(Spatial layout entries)
** START **
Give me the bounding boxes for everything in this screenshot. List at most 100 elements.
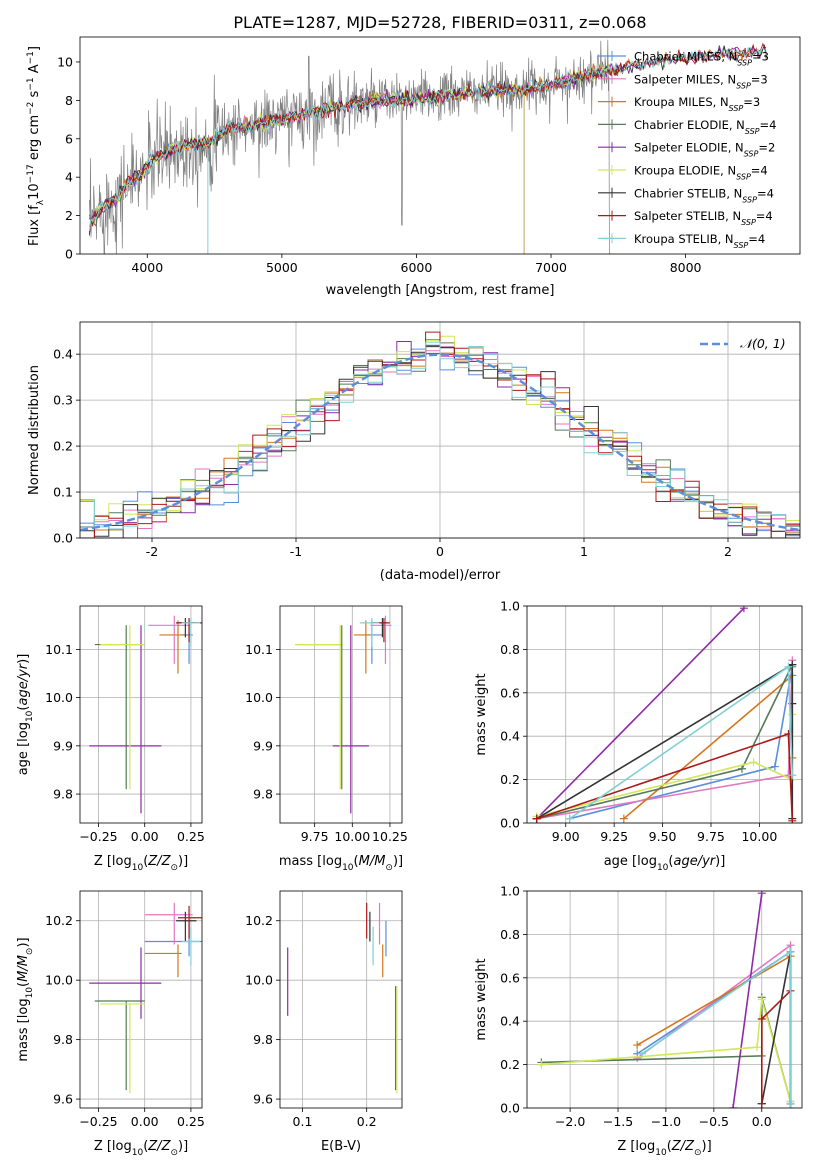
y-tick-label: 0 (65, 247, 73, 262)
y-tick-label: 10.0 (45, 690, 73, 705)
plot-spectrum: 4000 5000 6000 7000 8000 0 2 4 6 8 10 wavelength [A… (26, 36, 801, 298)
x-tick-label: 0.25 (177, 1114, 205, 1129)
x-tick-label: 10.00 (334, 829, 370, 844)
y-axis-label: mass weight (474, 958, 489, 1040)
errorbar-salpeter-elodie (89, 947, 162, 1019)
y-tick-label: 8 (65, 93, 73, 108)
plot-age-vs-Z: −0.25 0.00 0.25 9.8 9.9 10.0 10.1 Z [log10(Z/Z⊙… (16, 605, 205, 873)
weight-marker (619, 814, 628, 823)
errorbar-salpeter-elodie (89, 625, 162, 814)
errorbar-kroupa-miles (159, 620, 186, 674)
y-tick-label: 10.0 (45, 973, 73, 988)
y-tick-label: 0.1 (53, 485, 73, 500)
errorbar-chabrier-stelib (176, 911, 197, 942)
plot-mass-vs-Z: −0.25 0.00 0.25 9.6 9.8 10.0 10.2 Z [log10(Z/Z⊙… (16, 890, 205, 1158)
plot-frame (79, 36, 801, 255)
x-tick-label: −0.25 (79, 829, 117, 844)
plot-frame (279, 605, 403, 824)
weight-marker (786, 1099, 795, 1108)
legend-label: Chabrier ELODIE, NSSP=4 (634, 118, 776, 136)
ticks: 4000 5000 6000 7000 8000 0 2 4 6 8 10 (57, 54, 701, 275)
legend-label: Chabrier STELIB, NSSP=4 (634, 186, 774, 204)
y-tick-label: 0.0 (53, 531, 73, 546)
spectrum-title: PLATE=1287, MJD=52728, FIBERID=0311, z=0… (233, 13, 646, 32)
x-tick-label: 0.2 (357, 1114, 377, 1129)
y-tick-label: 0.8 (500, 927, 520, 942)
errorbar-kroupa-stelib (181, 926, 201, 966)
plot-background (280, 891, 402, 1108)
plot-frame (79, 321, 801, 539)
y-axis-label: age [log10(age/yr)] (16, 654, 35, 776)
weight-marker (757, 1015, 766, 1024)
y-tick-label: 1.0 (500, 599, 520, 614)
y-tick-label: 9.8 (53, 787, 73, 802)
x-tick-label: 0.1 (293, 1114, 313, 1129)
weight-series-salpeter-elodie (729, 891, 766, 1108)
plot-frame (279, 890, 403, 1109)
x-tick-label: 9.75 (697, 829, 725, 844)
legend-label: Salpeter MILES, NSSP=3 (634, 72, 768, 90)
x-tick-label: -2 (146, 544, 158, 559)
weight-marker (770, 762, 779, 771)
errorbar-kroupa-stelib (181, 618, 201, 647)
y-tick-label: 4 (65, 170, 73, 185)
ticks: −0.25 0.00 0.25 9.8 9.9 10.0 10.1 (45, 642, 205, 844)
y-tick-label: 0.3 (53, 393, 73, 408)
grid (280, 606, 402, 823)
y-tick-label: 9.6 (53, 1092, 73, 1107)
x-tick-label: 0.0 (752, 1114, 772, 1129)
y-tick-label: 0.6 (500, 970, 520, 985)
weight-marker (749, 758, 758, 767)
y-tick-label: 0.4 (500, 729, 520, 744)
errorbar-salpeter-miles (144, 902, 193, 945)
plot-weight-vs-age: 9.00 9.25 9.50 9.75 10.00 0.0 0.2 0.4 0.6 0.8 1.0 a… (474, 599, 803, 873)
weight-marker (633, 1041, 642, 1050)
legend-label: Chabrier MILES, NSSP=3 (634, 50, 769, 68)
y-tick-label: 9.8 (253, 1032, 273, 1047)
y-tick-label: 9.9 (253, 738, 273, 753)
errorbar-salpeter-stelib (177, 905, 202, 939)
plot-frame (79, 605, 203, 824)
x-axis-label: mass [log10(M/M⊙)] (279, 854, 403, 873)
errorbar-kroupa-elodie (100, 1003, 145, 1094)
plot-area (89, 615, 202, 814)
weight-marker (788, 816, 797, 823)
ticks: 0.1 0.2 9.6 9.8 10.0 10.2 (245, 913, 376, 1129)
legend-label: Salpeter ELODIE, NSSP=2 (634, 141, 775, 159)
x-tick-label: 10.00 (741, 829, 777, 844)
legend-label: Kroupa ELODIE, NSSP=4 (634, 164, 768, 182)
x-tick-label: 0.25 (177, 829, 205, 844)
y-tick-label: 0.6 (500, 685, 520, 700)
weight-marker (784, 662, 793, 671)
histogram-salpeter-elodie (80, 341, 800, 538)
x-tick-label: 10.25 (372, 829, 408, 844)
x-tick-label: 7000 (535, 260, 567, 275)
gaussian-curve (80, 353, 800, 532)
x-tick-label: 6000 (401, 260, 433, 275)
x-tick-label: 0.00 (131, 829, 159, 844)
plot-area (89, 902, 202, 1094)
model-line-kroupa-stelib (88, 47, 767, 231)
x-tick-label: 0 (436, 544, 444, 559)
ticks: 9.00 9.25 9.50 9.75 10.00 0.0 0.2 0.4 0.6 0.8 1.0 (500, 599, 777, 845)
weight-marker (752, 1043, 761, 1052)
plot-mass-vs-ebv: 0.1 0.2 9.6 9.8 10.0 10.2 E(B-V) (245, 890, 403, 1154)
weight-series-kroupa-stelib (637, 947, 795, 1108)
y-tick-label: 9.6 (253, 1092, 273, 1107)
weight-marker (757, 1099, 766, 1108)
weight-marker (729, 1104, 738, 1108)
plot-frame (526, 605, 803, 824)
weight-marker (739, 606, 748, 613)
weight-marker (786, 947, 795, 956)
x-tick-label: −0.5 (699, 1114, 729, 1129)
y-tick-label: 0.4 (500, 1014, 520, 1029)
x-tick-label: 9.50 (649, 829, 677, 844)
histogram-kroupa-stelib (80, 341, 800, 533)
plot-background (280, 606, 402, 823)
ticks: −2.0 −1.5 −1.0 −0.5 0.0 0.0 0.2 0.4 0.6 0.8 1.0 (500, 884, 772, 1130)
y-tick-label: 10 (57, 54, 73, 69)
x-tick-label: −0.25 (79, 1114, 117, 1129)
weight-marker (532, 814, 541, 823)
x-axis-label: Z [log10(Z/Z⊙)] (94, 1139, 188, 1158)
** END **
**WHAT YOU WILL DO**
Can you give all of the data above again, swapping "weight-marker" for "weight-point" wherever it appears, with everything else unchanged and the pictures left out?

**RESULT OF THE EXERCISE**
Give me the bounding boxes for everything in this screenshot. List at most 100 elements.
y-tick-label: 0 (65, 247, 73, 262)
y-tick-label: 10.0 (45, 690, 73, 705)
plot-spectrum: 4000 5000 6000 7000 8000 0 2 4 6 8 10 wavelength [A… (26, 36, 801, 298)
x-tick-label: 0.25 (177, 1114, 205, 1129)
x-tick-label: 10.00 (334, 829, 370, 844)
y-axis-label: mass weight (474, 958, 489, 1040)
errorbar-salpeter-elodie (89, 947, 162, 1019)
y-tick-label: 8 (65, 93, 73, 108)
plot-age-vs-Z: −0.25 0.00 0.25 9.8 9.9 10.0 10.1 Z [log10(Z/Z⊙… (16, 605, 205, 873)
weight-point (619, 814, 628, 823)
errorbar-salpeter-elodie (89, 625, 162, 814)
errorbar-kroupa-miles (159, 620, 186, 674)
y-tick-label: 10.0 (45, 973, 73, 988)
y-tick-label: 0.1 (53, 485, 73, 500)
errorbar-chabrier-stelib (176, 911, 197, 942)
plot-mass-vs-Z: −0.25 0.00 0.25 9.6 9.8 10.0 10.2 Z [log10(Z/Z⊙… (16, 890, 205, 1158)
plot-frame (79, 36, 801, 255)
x-tick-label: −0.25 (79, 829, 117, 844)
plot-frame (279, 605, 403, 824)
weight-point (786, 1099, 795, 1108)
legend-label: Chabrier ELODIE, NSSP=4 (634, 118, 776, 136)
ticks: 4000 5000 6000 7000 8000 0 2 4 6 8 10 (57, 54, 701, 275)
legend-label: Chabrier STELIB, NSSP=4 (634, 186, 774, 204)
y-tick-label: 0.0 (53, 531, 73, 546)
spectrum-title: PLATE=1287, MJD=52728, FIBERID=0311, z=0… (233, 13, 646, 32)
x-tick-label: 0.2 (357, 1114, 377, 1129)
y-tick-label: 0.8 (500, 927, 520, 942)
errorbar-kroupa-stelib (181, 926, 201, 966)
plot-background (280, 891, 402, 1108)
plot-frame (79, 321, 801, 539)
y-axis-label: age [log10(age/yr)] (16, 654, 35, 776)
weight-point (757, 1015, 766, 1024)
y-tick-label: 1.0 (500, 599, 520, 614)
y-tick-label: 9.8 (53, 787, 73, 802)
x-tick-label: 0.1 (293, 1114, 313, 1129)
weight-series-salpeter-elodie (729, 891, 766, 1108)
plot-frame (279, 890, 403, 1109)
x-tick-label: 9.75 (697, 829, 725, 844)
legend-label: Salpeter MILES, NSSP=3 (634, 72, 768, 90)
x-tick-label: -2 (146, 544, 158, 559)
weight-point (770, 762, 779, 771)
errorbar-kroupa-stelib (181, 618, 201, 647)
y-tick-label: 4 (65, 170, 73, 185)
ticks: −0.25 0.00 0.25 9.8 9.9 10.0 10.1 (45, 642, 205, 844)
y-tick-label: 0.3 (53, 393, 73, 408)
grid (280, 606, 402, 823)
y-tick-label: 9.6 (53, 1092, 73, 1107)
x-tick-label: 0.0 (752, 1114, 772, 1129)
y-tick-label: 0.6 (500, 970, 520, 985)
weight-point (749, 758, 758, 767)
y-tick-label: 0.4 (500, 729, 520, 744)
errorbar-salpeter-miles (144, 902, 193, 945)
plot-weight-vs-age: 9.00 9.25 9.50 9.75 10.00 0.0 0.2 0.4 0.6 0.8 1.0 a… (474, 599, 803, 873)
weight-point (633, 1041, 642, 1050)
legend-label: Chabrier MILES, NSSP=3 (634, 50, 769, 68)
y-tick-label: 9.8 (253, 1032, 273, 1047)
y-tick-label: 9.9 (253, 738, 273, 753)
errorbar-salpeter-stelib (177, 905, 202, 939)
plot-frame (79, 605, 203, 824)
x-axis-label: mass [log10(M/M⊙)] (279, 854, 403, 873)
errorbar-kroupa-elodie (100, 1003, 145, 1094)
plot-area (89, 615, 202, 814)
weight-point (788, 816, 797, 823)
ticks: 0.1 0.2 9.6 9.8 10.0 10.2 (245, 913, 376, 1129)
legend-label: Salpeter ELODIE, NSSP=2 (634, 141, 775, 159)
x-tick-label: 10.00 (741, 829, 777, 844)
legend-label: Kroupa ELODIE, NSSP=4 (634, 164, 768, 182)
x-tick-label: 0.25 (177, 829, 205, 844)
y-tick-label: 0.6 (500, 685, 520, 700)
weight-point (784, 662, 793, 671)
histogram-salpeter-elodie (80, 341, 800, 538)
x-tick-label: 10.25 (372, 829, 408, 844)
x-tick-label: 7000 (535, 260, 567, 275)
gaussian-curve (80, 353, 800, 532)
x-tick-label: 6000 (401, 260, 433, 275)
x-tick-label: 0.00 (131, 829, 159, 844)
plot-area (89, 902, 202, 1094)
model-line-kroupa-stelib (88, 47, 767, 231)
x-tick-label: 0 (436, 544, 444, 559)
ticks: 9.00 9.25 9.50 9.75 10.00 0.0 0.2 0.4 0.6 0.8 1.0 (500, 599, 777, 845)
weight-point (752, 1043, 761, 1052)
plot-mass-vs-ebv: 0.1 0.2 9.6 9.8 10.0 10.2 E(B-V) (245, 890, 403, 1154)
weight-series-kroupa-stelib (637, 947, 795, 1108)
y-tick-label: 9.6 (253, 1092, 273, 1107)
weight-point (757, 1099, 766, 1108)
weight-point (729, 1104, 738, 1108)
plot-frame (526, 605, 803, 824)
weight-point (739, 606, 748, 613)
weight-point (786, 947, 795, 956)
x-tick-label: −0.5 (699, 1114, 729, 1129)
y-tick-label: 0.4 (500, 1014, 520, 1029)
x-tick-label: 9.50 (649, 829, 677, 844)
histogram-kroupa-stelib (80, 341, 800, 533)
plot-background (280, 606, 402, 823)
ticks: −2.0 −1.5 −1.0 −0.5 0.0 0.0 0.2 0.4 0.6 0.8 1.0 (500, 884, 772, 1130)
y-tick-label: 10 (57, 54, 73, 69)
x-tick-label: −0.25 (79, 1114, 117, 1129)
weight-point (532, 814, 541, 823)
x-axis-label: Z [log10(Z/Z⊙)] (94, 1139, 188, 1158)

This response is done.